Request ▸ Wherever a line in the data below holds "grid", copy that line.

Data tied to figure images ▸

============

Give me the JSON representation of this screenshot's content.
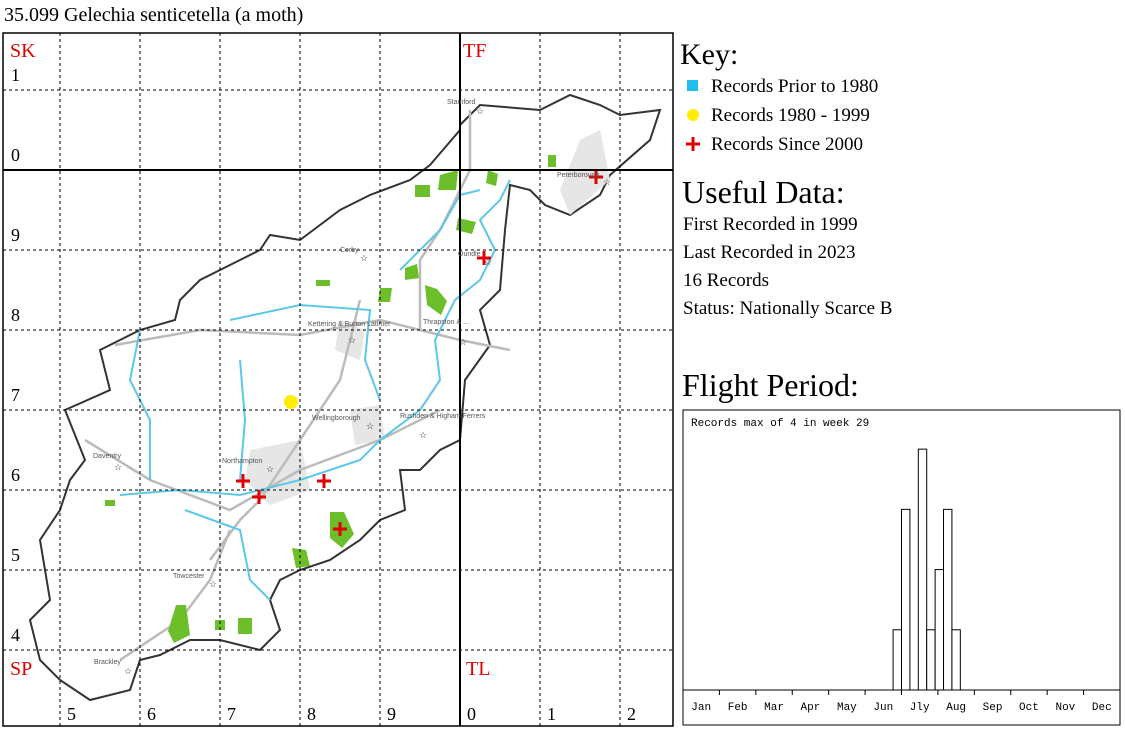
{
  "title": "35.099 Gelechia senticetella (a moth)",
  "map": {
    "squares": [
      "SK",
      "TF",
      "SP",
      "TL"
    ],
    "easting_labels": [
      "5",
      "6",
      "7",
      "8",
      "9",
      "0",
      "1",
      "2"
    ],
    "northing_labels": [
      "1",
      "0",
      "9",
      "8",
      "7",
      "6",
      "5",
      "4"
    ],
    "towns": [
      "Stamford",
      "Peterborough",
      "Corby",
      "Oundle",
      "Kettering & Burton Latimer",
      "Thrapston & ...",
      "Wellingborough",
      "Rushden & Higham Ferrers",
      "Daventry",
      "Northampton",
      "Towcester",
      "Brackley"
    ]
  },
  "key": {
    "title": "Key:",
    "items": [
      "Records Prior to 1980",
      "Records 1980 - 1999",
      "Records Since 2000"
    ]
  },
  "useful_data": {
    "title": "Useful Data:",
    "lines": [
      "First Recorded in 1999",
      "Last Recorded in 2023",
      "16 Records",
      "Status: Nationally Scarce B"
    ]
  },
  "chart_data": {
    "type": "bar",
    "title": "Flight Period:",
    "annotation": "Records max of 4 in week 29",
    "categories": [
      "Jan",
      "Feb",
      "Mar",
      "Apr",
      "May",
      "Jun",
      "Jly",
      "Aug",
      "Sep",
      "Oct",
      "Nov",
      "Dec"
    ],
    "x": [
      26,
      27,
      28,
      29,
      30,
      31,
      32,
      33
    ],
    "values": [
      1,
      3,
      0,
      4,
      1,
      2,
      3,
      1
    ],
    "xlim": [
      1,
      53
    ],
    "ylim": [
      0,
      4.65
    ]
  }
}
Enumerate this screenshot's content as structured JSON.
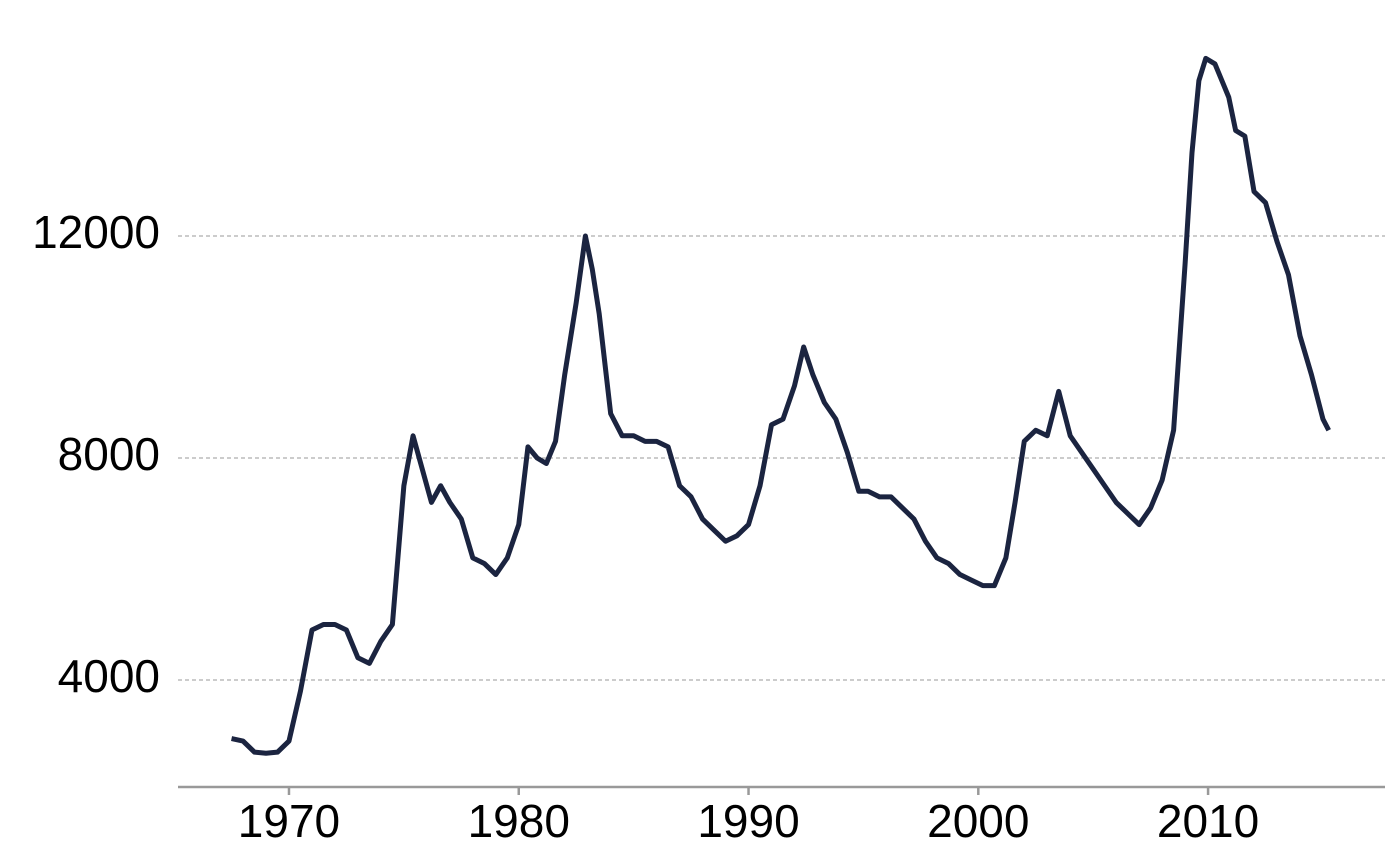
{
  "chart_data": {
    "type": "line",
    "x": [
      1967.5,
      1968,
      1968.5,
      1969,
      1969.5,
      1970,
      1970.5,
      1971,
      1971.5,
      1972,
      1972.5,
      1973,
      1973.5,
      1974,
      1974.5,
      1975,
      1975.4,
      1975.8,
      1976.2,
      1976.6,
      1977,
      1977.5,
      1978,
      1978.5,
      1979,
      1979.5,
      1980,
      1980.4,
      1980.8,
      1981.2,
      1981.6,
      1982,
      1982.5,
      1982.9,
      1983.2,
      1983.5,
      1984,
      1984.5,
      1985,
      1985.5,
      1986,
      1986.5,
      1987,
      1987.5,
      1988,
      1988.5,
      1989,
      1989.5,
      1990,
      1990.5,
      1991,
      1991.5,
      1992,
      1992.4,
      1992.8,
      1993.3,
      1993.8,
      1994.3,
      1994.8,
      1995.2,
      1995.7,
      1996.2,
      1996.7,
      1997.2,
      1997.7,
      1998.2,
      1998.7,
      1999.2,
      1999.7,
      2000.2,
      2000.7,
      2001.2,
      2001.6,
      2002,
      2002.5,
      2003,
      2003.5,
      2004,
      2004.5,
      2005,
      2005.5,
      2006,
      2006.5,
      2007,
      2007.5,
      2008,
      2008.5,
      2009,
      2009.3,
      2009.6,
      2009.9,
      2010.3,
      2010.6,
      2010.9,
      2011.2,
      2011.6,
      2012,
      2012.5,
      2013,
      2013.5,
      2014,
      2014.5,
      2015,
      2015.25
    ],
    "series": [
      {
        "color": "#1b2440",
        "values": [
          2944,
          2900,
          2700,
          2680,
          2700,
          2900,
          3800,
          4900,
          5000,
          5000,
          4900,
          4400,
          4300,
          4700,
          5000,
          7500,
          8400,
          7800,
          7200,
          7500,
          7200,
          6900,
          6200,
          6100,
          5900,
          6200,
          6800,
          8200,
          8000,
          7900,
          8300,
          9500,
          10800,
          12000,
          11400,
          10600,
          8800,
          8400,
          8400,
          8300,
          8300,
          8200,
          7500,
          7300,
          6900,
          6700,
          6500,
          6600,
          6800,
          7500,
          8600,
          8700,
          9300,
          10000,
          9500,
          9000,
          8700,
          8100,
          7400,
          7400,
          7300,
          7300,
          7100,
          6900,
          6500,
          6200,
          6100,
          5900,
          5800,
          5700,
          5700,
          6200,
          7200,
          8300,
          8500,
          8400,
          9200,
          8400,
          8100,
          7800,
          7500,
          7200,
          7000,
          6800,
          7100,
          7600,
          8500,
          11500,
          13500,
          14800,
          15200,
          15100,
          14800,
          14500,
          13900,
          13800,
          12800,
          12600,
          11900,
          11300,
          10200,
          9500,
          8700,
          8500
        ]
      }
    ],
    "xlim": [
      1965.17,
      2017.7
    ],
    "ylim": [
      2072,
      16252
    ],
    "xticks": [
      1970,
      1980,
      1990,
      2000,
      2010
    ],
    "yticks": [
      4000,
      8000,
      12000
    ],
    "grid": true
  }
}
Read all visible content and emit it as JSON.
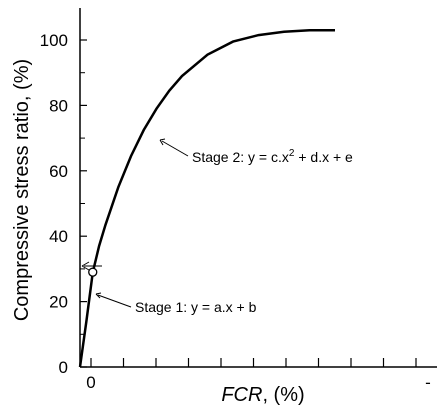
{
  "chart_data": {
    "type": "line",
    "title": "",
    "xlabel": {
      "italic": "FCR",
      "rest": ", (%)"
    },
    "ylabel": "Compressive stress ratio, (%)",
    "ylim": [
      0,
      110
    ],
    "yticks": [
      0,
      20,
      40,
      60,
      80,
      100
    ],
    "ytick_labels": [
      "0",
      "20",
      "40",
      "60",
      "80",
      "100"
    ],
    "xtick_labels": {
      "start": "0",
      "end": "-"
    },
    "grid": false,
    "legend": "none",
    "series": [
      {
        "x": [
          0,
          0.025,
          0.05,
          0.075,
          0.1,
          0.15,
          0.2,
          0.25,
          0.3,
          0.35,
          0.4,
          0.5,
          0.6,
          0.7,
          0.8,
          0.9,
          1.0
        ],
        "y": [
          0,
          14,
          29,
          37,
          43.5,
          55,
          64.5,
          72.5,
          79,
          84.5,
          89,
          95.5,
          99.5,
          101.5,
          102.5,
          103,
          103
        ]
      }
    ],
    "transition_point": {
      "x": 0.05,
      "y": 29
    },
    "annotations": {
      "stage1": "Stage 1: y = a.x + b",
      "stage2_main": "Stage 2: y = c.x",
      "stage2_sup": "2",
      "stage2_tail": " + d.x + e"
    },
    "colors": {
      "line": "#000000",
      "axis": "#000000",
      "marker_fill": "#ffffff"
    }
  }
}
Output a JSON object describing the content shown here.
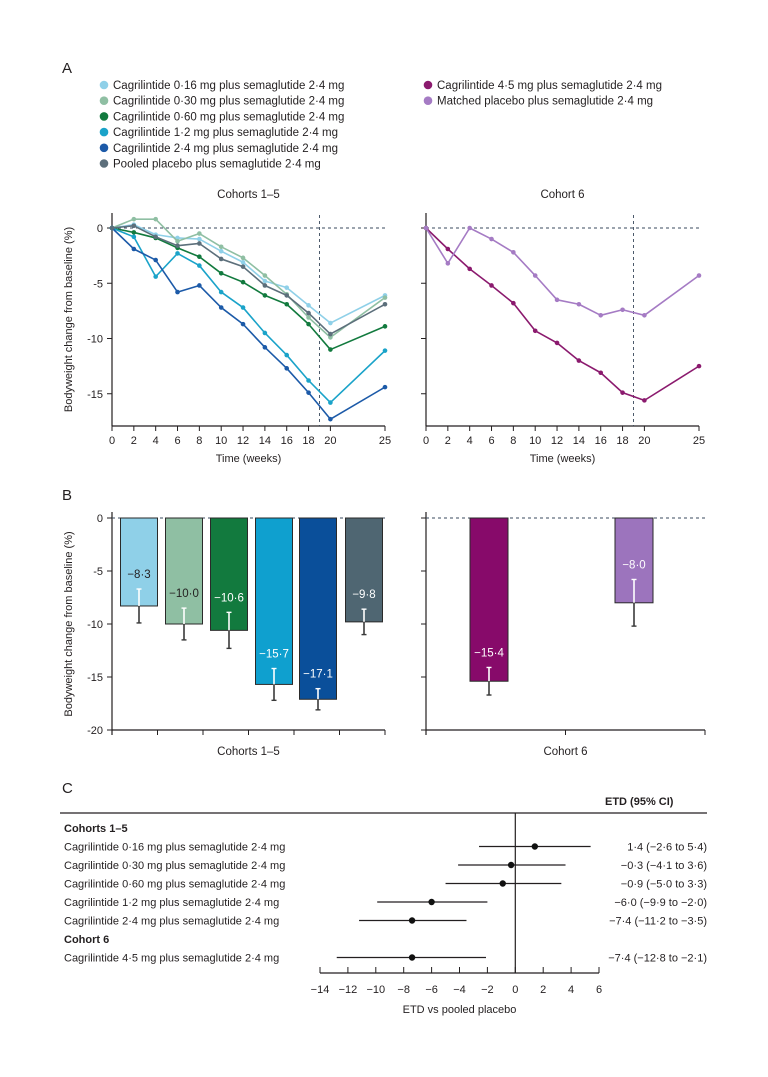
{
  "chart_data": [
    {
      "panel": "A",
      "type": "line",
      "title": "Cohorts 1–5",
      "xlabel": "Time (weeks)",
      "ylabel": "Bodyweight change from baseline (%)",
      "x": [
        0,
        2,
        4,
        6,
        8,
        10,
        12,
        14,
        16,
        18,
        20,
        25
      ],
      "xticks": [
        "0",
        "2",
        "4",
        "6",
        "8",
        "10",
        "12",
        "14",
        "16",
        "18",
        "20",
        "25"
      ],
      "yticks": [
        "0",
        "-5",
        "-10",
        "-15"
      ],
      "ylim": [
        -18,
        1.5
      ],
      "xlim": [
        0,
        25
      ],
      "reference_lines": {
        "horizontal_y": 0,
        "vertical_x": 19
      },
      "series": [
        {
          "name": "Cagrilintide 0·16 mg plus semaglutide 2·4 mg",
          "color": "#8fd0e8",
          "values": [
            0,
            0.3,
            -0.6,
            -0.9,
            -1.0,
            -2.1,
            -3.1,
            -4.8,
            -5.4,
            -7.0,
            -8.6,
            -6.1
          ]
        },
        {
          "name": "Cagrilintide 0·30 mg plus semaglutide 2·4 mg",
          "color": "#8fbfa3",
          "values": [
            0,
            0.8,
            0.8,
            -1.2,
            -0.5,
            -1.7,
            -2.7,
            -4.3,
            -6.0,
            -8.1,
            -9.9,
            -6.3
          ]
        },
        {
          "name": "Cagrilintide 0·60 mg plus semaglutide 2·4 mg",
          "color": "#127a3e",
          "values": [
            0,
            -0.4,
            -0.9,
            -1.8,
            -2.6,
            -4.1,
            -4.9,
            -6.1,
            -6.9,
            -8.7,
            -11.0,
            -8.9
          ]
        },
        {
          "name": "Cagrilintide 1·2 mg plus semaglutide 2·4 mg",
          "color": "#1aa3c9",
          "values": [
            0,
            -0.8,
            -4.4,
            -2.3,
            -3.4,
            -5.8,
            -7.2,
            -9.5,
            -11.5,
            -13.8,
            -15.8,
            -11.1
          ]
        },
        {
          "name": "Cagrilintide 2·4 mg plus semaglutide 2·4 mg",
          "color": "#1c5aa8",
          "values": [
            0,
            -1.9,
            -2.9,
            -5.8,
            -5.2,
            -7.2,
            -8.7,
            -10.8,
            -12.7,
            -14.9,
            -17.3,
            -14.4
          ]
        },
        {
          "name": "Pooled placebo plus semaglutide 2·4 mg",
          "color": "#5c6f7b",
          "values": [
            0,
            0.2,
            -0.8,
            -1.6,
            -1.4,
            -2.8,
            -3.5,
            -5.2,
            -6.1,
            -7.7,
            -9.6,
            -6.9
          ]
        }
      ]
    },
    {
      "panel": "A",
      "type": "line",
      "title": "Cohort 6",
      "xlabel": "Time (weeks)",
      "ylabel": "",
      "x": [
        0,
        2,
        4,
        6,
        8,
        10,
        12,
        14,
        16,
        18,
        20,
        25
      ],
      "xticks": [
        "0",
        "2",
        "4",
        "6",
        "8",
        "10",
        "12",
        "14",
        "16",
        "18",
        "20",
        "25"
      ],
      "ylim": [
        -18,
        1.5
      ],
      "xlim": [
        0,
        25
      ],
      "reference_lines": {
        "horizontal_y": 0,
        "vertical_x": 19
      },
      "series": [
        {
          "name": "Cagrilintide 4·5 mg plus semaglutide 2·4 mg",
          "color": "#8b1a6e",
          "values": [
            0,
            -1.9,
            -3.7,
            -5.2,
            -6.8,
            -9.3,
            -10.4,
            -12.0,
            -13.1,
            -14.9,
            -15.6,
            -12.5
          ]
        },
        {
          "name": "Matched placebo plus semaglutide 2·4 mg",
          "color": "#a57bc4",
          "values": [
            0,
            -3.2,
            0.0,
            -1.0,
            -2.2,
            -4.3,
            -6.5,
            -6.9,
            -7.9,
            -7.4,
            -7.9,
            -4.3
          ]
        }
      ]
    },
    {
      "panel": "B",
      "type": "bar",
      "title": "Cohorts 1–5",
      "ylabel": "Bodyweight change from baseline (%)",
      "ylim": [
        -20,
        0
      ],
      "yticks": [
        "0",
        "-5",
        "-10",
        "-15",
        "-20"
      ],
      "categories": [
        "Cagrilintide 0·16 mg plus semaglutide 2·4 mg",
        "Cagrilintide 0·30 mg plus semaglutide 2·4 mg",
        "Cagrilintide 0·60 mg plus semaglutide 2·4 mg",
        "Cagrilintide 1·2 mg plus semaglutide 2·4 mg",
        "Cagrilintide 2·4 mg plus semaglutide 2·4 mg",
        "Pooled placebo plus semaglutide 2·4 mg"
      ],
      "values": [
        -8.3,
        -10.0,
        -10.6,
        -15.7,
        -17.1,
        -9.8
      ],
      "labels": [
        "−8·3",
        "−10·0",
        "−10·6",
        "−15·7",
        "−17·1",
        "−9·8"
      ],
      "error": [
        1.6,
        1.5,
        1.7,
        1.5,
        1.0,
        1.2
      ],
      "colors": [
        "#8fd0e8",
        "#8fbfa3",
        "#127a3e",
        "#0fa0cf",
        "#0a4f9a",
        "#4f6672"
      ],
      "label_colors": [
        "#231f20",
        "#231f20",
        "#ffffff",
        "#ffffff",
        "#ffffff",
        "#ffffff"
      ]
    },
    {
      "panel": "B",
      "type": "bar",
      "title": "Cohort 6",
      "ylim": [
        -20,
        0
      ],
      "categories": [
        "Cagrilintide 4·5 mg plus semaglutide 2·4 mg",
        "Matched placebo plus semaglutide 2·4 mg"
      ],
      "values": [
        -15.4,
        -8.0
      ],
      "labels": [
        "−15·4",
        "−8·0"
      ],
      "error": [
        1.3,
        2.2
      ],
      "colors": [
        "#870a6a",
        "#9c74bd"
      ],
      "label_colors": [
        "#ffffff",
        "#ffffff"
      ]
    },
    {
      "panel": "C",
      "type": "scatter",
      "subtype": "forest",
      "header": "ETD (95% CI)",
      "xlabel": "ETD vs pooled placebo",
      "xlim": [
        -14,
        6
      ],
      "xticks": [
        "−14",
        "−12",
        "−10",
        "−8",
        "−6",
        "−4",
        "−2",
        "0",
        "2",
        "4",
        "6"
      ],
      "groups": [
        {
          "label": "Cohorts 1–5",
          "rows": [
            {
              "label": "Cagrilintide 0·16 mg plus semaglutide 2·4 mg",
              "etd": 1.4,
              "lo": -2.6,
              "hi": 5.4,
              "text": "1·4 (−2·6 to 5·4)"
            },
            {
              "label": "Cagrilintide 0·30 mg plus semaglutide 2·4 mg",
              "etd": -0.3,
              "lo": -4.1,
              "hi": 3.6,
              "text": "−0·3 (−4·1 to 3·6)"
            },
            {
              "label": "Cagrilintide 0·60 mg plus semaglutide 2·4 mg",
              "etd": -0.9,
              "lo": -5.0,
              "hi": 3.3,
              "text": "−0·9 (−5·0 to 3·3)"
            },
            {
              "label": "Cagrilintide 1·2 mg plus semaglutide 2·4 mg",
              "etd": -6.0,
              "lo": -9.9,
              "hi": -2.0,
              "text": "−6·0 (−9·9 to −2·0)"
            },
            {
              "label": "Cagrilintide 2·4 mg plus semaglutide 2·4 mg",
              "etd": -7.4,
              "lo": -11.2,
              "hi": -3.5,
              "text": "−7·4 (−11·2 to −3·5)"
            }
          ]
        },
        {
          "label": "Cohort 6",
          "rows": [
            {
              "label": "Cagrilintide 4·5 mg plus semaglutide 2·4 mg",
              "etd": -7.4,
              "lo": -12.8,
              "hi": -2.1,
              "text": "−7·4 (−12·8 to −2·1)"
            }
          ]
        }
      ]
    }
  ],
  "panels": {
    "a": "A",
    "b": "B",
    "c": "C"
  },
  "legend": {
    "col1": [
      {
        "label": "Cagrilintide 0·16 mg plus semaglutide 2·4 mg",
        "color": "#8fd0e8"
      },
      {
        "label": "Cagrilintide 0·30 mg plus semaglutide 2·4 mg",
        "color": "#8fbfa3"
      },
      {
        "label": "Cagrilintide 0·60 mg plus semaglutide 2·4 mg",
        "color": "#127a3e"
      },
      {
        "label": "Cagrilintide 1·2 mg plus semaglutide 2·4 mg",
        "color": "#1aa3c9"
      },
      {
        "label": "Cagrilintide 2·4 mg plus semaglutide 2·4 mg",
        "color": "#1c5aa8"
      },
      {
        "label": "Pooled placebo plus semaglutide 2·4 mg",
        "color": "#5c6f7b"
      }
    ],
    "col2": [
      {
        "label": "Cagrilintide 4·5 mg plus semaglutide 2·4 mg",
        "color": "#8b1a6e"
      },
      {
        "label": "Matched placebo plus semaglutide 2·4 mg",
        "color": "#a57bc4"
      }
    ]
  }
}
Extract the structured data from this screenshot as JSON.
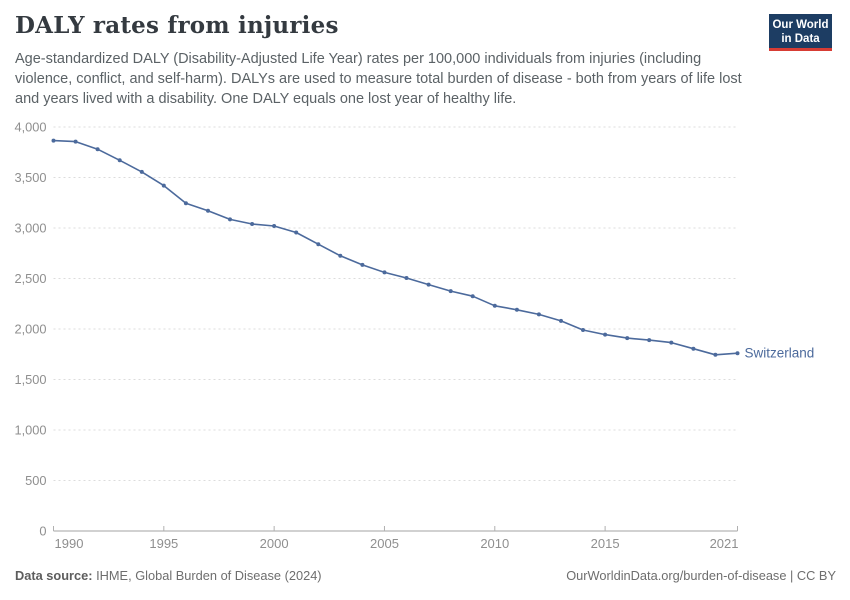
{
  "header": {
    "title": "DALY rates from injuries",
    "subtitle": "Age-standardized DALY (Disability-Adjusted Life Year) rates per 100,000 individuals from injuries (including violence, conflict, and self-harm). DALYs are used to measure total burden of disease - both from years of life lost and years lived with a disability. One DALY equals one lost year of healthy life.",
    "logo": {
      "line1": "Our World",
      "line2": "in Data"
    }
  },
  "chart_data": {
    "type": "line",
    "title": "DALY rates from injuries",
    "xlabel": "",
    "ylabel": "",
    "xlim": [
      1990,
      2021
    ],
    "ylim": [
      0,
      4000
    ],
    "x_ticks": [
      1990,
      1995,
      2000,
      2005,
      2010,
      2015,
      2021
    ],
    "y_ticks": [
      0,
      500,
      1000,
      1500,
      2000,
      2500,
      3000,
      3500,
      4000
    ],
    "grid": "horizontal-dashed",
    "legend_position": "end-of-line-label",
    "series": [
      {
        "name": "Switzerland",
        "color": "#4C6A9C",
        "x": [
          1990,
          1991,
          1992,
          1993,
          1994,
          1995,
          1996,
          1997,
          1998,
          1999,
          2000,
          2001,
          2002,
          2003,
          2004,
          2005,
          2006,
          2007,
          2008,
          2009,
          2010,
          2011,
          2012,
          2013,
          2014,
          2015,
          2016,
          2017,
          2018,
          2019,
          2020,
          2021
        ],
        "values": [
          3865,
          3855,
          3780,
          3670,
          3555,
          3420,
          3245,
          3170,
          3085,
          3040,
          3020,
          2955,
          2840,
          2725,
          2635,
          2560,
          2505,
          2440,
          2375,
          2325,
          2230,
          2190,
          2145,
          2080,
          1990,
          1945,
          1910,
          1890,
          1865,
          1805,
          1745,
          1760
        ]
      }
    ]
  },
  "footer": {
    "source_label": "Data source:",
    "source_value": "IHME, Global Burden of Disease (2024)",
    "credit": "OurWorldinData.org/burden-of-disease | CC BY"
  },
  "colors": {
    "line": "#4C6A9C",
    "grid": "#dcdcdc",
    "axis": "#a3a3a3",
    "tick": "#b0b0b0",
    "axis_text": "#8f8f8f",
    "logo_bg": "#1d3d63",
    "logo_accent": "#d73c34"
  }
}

============

Reply ▸
    "grid": true
    "grid": false,
    "grid": "horizontal-dashed",
    "grid": "#dcdcdc",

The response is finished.